### Aim
Wherever the string "number" appears in a line, extract that line.

[Dataset listings of figures]
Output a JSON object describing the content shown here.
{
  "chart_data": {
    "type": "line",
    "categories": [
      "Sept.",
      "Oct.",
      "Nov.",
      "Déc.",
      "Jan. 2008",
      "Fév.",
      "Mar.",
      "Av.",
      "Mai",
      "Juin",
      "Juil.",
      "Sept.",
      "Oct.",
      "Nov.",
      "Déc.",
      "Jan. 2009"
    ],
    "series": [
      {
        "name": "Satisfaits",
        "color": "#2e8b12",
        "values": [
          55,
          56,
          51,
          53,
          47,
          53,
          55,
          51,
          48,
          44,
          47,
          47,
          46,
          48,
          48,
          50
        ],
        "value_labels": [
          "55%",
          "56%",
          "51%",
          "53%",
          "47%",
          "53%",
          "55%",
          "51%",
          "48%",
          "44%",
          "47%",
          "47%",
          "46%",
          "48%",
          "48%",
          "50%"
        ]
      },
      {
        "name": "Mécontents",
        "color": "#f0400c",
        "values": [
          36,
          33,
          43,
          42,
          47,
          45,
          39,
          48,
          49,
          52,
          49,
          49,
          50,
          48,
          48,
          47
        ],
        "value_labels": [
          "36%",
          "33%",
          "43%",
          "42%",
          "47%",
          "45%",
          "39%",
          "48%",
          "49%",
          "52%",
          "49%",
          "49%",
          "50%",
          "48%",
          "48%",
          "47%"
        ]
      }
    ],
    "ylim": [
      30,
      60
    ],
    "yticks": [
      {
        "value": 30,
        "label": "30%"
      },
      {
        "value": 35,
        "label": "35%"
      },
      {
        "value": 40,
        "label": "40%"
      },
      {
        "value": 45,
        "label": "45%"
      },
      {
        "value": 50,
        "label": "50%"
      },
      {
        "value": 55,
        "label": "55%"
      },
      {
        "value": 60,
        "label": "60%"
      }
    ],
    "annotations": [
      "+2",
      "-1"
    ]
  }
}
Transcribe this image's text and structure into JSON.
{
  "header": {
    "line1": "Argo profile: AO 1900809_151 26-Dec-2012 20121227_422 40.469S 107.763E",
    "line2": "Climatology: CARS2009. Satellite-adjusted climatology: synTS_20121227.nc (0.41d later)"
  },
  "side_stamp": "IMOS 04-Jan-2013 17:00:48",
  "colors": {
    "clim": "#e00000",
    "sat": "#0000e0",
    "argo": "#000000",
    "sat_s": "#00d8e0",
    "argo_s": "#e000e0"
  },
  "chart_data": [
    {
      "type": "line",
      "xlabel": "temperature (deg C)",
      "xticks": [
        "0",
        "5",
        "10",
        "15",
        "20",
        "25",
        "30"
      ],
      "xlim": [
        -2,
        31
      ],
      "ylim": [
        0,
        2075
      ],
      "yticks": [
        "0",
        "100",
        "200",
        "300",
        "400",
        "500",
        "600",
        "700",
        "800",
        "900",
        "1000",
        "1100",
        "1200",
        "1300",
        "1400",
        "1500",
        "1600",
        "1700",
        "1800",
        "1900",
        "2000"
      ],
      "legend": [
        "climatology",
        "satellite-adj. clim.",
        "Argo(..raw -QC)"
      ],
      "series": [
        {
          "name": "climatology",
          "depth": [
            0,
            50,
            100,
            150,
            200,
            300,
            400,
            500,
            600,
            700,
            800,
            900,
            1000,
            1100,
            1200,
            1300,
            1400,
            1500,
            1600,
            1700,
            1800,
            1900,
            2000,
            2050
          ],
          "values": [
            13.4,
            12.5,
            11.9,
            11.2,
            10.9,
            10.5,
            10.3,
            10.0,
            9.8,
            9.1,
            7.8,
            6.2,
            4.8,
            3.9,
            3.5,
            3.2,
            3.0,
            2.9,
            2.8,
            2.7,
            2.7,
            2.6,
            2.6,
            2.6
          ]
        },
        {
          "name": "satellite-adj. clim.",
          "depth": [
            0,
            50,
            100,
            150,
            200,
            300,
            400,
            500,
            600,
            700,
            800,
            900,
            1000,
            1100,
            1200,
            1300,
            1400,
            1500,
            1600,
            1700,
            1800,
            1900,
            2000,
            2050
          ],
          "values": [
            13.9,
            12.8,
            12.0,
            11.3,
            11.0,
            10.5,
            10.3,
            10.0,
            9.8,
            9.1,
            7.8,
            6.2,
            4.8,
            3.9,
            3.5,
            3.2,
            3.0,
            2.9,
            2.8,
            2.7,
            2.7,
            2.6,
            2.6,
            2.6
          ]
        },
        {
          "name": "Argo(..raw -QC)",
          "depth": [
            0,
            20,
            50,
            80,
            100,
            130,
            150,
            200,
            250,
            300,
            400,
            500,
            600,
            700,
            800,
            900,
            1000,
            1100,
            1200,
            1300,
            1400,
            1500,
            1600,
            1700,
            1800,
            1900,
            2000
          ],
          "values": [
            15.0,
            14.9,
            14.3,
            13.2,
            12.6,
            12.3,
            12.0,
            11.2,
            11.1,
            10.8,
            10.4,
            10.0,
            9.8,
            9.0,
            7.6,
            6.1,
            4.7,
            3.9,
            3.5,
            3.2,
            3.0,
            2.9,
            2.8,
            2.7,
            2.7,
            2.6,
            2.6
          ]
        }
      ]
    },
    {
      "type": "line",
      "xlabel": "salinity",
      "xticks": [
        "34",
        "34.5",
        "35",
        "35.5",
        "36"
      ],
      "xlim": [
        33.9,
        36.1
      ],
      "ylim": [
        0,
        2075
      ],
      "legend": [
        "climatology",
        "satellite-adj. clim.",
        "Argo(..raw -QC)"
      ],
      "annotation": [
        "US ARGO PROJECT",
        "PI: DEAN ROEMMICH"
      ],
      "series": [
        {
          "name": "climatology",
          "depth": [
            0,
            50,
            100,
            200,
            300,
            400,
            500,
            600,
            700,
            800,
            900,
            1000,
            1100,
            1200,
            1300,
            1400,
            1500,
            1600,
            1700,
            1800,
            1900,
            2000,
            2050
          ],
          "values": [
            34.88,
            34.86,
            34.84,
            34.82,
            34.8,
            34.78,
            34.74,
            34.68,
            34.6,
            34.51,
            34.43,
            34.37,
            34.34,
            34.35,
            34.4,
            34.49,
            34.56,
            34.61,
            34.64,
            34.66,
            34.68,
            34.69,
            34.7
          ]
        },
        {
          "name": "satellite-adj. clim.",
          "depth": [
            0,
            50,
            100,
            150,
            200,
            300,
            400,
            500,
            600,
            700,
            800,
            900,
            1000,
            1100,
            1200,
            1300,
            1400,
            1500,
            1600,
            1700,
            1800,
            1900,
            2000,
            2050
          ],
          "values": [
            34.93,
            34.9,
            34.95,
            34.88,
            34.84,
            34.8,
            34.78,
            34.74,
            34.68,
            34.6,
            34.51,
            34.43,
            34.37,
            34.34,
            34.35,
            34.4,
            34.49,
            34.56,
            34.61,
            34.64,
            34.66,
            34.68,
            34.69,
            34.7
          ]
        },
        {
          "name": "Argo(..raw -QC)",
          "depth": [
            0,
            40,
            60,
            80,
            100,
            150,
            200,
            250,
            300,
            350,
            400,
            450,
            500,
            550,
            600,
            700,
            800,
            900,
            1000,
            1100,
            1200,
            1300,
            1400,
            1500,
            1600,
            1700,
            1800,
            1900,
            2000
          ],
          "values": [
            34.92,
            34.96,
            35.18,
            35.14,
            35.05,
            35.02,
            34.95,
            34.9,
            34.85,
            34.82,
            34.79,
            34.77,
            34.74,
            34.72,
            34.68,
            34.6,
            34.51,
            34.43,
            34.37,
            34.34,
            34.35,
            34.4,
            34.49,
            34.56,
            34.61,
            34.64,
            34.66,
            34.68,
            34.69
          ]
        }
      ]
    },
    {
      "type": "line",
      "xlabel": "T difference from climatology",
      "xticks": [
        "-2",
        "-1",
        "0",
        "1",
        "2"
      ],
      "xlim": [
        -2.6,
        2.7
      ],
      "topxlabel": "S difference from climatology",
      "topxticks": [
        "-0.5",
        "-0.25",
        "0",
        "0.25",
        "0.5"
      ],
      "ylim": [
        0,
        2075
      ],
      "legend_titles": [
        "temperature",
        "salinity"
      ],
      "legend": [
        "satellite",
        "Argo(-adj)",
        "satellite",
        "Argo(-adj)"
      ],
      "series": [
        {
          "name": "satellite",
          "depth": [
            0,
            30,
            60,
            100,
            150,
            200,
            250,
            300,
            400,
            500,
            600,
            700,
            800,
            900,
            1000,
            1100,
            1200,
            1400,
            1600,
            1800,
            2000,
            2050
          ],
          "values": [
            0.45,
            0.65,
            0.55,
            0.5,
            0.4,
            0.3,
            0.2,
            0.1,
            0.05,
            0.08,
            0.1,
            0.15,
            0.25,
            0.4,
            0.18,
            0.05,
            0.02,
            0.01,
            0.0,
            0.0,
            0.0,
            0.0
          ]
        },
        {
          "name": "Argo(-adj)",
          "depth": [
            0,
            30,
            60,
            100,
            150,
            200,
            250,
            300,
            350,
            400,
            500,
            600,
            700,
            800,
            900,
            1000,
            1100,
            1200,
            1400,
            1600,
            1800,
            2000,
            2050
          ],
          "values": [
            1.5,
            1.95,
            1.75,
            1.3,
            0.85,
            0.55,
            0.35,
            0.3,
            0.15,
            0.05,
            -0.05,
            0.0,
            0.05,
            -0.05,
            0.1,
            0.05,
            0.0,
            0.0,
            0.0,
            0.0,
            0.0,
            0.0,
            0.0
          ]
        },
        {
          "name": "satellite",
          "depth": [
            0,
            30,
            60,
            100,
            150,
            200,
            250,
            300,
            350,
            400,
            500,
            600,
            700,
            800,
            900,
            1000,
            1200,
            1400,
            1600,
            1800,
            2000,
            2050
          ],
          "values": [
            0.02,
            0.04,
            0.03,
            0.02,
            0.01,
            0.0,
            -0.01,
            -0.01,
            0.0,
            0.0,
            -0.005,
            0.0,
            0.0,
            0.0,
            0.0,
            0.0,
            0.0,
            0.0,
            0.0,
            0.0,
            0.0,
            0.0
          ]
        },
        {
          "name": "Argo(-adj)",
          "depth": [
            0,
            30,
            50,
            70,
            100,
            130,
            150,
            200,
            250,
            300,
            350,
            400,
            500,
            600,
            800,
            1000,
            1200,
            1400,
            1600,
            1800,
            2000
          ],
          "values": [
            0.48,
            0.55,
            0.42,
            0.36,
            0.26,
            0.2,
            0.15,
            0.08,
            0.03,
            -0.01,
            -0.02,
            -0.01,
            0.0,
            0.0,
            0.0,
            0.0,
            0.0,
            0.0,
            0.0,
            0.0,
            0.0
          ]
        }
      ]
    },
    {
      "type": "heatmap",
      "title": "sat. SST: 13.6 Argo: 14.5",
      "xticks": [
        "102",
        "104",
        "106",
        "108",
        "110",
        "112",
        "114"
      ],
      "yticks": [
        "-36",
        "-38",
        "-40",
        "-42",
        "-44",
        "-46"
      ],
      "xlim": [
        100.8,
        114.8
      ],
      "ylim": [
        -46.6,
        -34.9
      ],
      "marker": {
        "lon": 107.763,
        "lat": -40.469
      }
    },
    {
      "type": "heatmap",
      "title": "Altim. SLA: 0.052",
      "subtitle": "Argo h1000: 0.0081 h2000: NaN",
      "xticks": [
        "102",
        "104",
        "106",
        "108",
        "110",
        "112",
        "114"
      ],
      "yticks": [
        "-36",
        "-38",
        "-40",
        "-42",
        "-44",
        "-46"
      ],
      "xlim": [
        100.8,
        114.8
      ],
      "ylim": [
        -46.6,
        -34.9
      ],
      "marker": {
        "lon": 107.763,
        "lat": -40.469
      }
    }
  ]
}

==

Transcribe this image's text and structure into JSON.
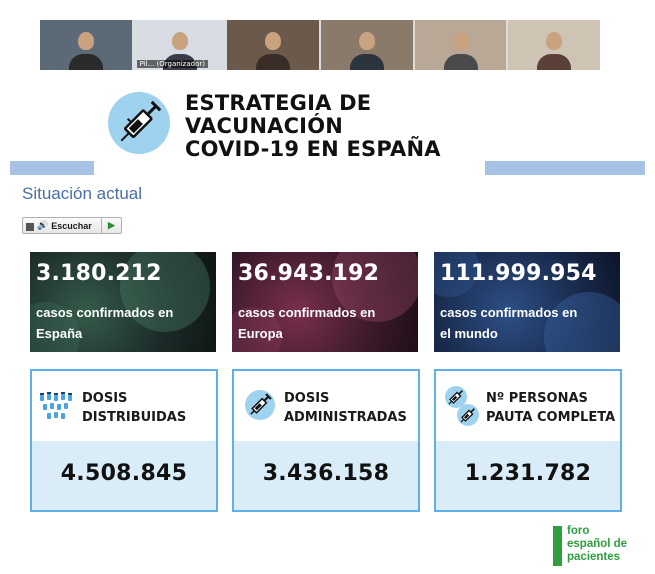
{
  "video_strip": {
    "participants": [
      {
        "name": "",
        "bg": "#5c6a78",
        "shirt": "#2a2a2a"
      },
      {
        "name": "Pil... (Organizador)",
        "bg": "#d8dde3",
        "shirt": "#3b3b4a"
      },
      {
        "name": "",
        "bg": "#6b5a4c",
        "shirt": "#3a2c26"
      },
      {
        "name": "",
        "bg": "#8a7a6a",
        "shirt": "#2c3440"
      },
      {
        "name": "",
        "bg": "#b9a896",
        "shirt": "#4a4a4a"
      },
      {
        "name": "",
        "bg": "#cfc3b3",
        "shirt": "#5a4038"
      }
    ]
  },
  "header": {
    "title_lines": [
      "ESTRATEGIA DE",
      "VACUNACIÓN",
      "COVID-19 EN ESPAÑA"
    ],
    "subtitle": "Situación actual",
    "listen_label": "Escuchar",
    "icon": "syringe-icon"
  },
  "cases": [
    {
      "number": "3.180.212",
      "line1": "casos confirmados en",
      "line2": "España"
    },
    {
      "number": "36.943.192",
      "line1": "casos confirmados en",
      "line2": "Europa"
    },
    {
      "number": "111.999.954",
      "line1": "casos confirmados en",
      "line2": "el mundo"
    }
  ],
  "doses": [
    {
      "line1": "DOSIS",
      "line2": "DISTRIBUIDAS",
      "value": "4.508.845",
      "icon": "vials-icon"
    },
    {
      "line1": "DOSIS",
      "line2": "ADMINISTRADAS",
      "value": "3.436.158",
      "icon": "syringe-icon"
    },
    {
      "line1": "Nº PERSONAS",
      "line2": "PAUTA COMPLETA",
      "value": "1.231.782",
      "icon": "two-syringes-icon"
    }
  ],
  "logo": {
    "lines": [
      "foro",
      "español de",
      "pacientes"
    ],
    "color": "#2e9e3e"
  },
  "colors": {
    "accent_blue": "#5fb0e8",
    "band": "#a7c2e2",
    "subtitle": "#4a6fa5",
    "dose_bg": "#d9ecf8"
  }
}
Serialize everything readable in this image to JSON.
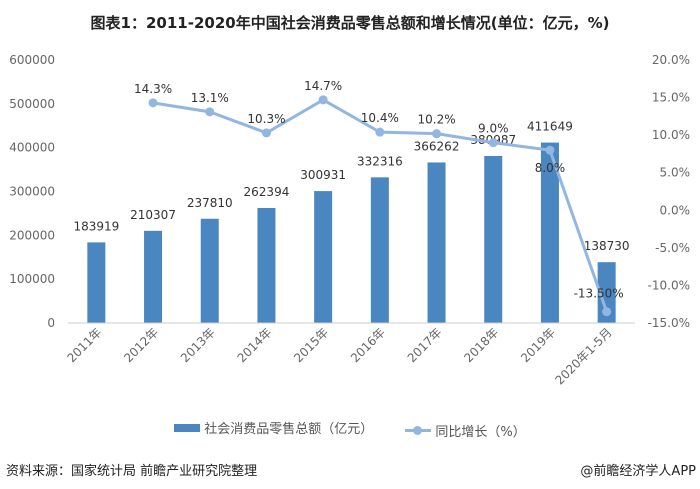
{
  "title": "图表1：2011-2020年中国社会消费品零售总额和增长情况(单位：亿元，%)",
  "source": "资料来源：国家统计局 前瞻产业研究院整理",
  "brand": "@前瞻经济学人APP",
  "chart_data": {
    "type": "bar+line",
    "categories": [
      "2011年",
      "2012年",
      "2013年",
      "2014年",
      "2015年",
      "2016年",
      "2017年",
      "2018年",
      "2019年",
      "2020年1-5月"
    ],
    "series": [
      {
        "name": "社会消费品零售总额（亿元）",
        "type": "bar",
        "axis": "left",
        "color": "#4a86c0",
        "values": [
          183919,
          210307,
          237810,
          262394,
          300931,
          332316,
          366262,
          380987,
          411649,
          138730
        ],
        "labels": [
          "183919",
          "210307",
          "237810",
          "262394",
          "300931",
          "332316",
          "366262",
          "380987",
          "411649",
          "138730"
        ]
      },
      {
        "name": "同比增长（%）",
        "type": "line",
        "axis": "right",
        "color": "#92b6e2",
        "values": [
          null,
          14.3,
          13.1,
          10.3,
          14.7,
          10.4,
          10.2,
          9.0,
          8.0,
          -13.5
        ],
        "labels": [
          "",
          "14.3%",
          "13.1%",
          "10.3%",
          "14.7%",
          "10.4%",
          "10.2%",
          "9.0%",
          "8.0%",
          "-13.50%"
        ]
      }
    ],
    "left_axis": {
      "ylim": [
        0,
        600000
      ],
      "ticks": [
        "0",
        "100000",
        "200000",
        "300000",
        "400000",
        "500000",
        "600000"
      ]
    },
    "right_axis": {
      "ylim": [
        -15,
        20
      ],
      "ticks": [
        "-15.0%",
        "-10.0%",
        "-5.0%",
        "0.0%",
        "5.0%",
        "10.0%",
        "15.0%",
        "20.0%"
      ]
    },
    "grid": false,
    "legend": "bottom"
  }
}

---

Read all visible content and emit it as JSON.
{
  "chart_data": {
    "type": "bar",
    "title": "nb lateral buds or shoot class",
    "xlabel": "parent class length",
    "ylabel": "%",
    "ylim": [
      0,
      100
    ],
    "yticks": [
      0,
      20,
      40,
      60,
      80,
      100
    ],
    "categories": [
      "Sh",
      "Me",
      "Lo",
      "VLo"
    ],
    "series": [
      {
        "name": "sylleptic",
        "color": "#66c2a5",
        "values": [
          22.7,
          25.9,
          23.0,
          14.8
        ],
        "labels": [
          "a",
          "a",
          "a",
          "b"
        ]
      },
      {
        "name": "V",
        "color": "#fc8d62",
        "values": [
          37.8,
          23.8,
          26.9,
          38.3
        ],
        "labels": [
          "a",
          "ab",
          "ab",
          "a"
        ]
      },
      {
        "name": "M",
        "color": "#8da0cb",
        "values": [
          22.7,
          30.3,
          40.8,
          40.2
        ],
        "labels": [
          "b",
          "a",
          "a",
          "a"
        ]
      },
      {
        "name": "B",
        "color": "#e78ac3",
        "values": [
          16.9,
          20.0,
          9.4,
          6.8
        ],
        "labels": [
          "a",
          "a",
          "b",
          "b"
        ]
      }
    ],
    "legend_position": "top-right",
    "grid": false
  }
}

### Response to this task
      "number": "3.180.212",
      "number": "36.943.192",
      "number": "111.999.954",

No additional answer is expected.